### Problem to solve
Show all lines of the listing that hold the word "Water".

[Stored entries]
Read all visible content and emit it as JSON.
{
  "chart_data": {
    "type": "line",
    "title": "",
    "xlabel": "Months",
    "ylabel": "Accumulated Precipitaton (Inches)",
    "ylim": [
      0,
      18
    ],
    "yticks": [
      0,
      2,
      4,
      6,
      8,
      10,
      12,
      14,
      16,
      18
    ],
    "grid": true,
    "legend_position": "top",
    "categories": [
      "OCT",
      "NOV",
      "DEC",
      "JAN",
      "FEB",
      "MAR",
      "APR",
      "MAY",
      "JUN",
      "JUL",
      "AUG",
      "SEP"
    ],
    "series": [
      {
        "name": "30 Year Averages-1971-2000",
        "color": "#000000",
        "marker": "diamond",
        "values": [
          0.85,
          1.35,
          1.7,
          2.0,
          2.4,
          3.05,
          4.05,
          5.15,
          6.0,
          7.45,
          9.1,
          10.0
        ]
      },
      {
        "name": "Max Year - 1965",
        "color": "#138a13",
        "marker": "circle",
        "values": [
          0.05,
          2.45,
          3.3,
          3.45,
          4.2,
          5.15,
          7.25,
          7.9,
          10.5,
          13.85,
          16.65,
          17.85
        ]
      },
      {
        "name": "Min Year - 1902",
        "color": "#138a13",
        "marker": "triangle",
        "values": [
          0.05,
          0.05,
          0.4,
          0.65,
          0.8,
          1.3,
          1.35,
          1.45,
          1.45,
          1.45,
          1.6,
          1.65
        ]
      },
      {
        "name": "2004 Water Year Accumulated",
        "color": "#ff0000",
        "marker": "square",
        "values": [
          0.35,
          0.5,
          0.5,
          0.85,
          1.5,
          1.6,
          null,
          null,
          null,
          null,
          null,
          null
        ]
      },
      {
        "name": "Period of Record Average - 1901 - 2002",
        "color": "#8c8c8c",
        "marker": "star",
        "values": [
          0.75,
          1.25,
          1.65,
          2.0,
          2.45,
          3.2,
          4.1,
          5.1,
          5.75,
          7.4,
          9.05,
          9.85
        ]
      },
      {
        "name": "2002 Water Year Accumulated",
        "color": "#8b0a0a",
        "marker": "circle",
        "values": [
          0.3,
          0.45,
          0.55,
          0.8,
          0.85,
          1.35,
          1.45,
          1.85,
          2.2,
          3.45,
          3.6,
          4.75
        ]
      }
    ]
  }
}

### Finished answer
        "name": "2004 Water Year Accumulated",
        "name": "2002 Water Year Accumulated",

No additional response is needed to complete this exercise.